* _What is required_
A single number is the answer here: how many lines of the entries contain "Pickleball"?

* _Raw data_

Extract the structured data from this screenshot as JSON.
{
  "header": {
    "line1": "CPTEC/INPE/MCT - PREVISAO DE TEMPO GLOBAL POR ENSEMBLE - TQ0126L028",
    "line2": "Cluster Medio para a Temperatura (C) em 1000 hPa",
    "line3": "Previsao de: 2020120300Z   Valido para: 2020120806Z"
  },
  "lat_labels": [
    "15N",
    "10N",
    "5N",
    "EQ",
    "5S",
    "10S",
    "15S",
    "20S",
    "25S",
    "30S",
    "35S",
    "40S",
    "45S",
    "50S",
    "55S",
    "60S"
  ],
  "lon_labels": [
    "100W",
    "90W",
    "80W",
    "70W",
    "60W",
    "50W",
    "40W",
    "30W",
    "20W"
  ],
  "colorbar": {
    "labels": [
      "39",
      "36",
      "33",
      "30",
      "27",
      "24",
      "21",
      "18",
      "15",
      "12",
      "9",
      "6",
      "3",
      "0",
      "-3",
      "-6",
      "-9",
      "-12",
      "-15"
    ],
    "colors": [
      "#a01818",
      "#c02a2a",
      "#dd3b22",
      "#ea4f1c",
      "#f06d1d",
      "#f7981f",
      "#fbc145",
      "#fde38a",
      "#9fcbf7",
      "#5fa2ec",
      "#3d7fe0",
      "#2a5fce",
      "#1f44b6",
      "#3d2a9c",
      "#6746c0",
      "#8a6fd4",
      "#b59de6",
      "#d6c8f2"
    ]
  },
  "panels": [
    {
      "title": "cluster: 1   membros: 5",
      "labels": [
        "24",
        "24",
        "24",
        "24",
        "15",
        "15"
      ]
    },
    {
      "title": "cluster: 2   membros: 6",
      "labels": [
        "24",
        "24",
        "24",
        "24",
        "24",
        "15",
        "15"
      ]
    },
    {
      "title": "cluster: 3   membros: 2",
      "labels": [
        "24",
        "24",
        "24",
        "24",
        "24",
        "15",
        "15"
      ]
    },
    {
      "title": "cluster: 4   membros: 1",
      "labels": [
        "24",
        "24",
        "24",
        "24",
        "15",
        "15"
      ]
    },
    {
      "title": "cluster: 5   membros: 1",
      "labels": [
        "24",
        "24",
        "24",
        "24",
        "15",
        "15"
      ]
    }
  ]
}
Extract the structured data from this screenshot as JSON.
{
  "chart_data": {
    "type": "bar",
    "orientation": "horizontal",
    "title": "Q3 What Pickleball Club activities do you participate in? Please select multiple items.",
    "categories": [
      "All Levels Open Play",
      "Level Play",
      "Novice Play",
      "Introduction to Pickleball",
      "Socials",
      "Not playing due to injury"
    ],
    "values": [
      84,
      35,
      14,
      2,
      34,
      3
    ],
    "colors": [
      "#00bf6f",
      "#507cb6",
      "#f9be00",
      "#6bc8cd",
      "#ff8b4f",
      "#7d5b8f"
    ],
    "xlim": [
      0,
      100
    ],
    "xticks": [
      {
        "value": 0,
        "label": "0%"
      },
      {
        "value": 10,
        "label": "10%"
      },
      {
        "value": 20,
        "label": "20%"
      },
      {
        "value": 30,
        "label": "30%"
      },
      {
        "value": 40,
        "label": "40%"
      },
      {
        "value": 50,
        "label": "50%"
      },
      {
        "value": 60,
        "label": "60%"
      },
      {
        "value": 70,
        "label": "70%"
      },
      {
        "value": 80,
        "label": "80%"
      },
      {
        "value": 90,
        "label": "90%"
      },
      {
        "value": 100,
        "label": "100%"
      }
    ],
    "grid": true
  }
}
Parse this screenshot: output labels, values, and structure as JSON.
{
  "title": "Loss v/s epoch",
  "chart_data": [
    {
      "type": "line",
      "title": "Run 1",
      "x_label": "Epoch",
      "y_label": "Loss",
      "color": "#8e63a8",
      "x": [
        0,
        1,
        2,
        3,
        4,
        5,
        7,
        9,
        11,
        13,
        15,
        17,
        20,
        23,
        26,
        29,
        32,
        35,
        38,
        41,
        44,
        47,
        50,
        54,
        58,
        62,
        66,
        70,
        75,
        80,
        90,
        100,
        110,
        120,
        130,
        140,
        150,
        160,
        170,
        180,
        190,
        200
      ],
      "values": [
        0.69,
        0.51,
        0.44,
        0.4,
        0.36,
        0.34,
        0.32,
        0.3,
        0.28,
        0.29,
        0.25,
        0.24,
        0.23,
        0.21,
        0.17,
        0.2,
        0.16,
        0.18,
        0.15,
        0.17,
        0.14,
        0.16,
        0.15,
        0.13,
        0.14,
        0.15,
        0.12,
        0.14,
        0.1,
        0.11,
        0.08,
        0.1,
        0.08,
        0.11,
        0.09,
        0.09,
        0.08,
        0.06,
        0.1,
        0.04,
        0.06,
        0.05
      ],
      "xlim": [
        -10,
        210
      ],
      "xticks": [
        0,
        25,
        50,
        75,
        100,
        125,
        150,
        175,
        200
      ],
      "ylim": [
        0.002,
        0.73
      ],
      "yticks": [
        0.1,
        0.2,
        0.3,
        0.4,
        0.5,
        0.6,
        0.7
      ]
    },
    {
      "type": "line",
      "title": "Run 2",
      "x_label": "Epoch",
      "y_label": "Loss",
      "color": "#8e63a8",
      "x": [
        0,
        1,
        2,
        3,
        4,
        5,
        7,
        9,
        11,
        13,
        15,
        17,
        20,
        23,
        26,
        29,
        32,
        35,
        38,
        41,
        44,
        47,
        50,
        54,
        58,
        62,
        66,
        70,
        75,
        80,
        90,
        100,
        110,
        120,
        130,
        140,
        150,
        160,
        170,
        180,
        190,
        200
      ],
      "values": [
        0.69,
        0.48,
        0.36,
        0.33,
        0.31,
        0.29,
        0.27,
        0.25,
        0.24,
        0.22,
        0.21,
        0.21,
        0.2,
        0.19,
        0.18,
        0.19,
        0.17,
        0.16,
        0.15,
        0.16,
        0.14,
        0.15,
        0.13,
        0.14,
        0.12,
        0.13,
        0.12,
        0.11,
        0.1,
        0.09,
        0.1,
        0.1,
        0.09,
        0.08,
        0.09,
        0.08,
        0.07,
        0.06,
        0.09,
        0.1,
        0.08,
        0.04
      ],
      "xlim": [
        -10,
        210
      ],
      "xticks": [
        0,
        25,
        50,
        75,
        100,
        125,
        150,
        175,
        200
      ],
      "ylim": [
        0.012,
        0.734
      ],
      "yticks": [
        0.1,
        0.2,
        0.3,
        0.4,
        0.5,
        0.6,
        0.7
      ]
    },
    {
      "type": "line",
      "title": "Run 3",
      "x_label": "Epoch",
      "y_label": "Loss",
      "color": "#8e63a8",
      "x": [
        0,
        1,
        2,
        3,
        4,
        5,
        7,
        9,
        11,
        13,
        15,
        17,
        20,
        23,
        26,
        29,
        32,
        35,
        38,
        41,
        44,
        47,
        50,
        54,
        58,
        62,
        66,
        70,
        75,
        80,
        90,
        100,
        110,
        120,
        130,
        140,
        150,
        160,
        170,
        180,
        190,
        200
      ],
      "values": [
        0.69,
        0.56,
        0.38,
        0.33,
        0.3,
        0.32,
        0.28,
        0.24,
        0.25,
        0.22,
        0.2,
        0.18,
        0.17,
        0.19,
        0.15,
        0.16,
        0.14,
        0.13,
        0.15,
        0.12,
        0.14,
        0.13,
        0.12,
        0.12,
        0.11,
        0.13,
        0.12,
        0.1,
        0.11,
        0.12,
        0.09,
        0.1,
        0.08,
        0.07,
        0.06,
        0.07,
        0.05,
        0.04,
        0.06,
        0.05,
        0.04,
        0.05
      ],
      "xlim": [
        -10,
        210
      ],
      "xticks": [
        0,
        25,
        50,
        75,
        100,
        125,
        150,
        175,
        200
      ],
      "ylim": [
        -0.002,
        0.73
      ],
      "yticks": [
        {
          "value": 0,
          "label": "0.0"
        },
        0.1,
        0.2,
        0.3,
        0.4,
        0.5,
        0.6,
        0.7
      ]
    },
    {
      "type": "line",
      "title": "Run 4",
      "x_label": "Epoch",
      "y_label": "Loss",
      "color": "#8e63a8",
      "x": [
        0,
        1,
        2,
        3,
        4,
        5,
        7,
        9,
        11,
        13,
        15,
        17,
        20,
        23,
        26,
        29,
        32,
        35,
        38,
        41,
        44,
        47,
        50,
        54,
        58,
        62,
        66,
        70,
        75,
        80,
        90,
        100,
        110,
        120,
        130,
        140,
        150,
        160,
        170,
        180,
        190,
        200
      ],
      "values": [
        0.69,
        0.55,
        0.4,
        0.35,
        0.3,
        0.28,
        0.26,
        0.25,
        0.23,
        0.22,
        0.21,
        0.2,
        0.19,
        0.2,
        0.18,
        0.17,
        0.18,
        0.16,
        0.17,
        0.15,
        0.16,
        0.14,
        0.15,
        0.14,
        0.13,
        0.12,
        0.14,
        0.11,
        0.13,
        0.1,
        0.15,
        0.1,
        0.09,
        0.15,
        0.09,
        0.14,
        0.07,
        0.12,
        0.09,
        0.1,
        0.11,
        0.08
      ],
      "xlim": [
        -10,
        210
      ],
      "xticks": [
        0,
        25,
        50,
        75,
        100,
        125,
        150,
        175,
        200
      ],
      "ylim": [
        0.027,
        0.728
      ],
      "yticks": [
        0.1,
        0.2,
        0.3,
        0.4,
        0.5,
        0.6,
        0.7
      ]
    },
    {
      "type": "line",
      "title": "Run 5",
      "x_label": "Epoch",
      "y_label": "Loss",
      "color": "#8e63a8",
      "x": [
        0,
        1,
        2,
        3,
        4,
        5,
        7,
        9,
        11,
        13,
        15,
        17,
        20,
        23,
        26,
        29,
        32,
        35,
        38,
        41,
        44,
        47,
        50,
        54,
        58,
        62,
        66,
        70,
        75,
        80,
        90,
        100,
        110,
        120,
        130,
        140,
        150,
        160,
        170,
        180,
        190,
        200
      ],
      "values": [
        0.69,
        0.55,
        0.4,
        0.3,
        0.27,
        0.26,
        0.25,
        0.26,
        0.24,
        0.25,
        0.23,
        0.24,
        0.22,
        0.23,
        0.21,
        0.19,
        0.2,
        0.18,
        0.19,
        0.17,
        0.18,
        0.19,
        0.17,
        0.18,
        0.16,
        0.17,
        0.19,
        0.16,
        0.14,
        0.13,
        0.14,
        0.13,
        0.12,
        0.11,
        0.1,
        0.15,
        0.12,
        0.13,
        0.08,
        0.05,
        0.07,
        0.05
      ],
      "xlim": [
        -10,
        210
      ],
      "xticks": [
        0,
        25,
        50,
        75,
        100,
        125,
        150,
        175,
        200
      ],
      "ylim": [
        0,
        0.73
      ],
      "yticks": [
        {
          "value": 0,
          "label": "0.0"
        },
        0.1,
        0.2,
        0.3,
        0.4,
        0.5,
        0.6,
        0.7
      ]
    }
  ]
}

* _Written solution_
2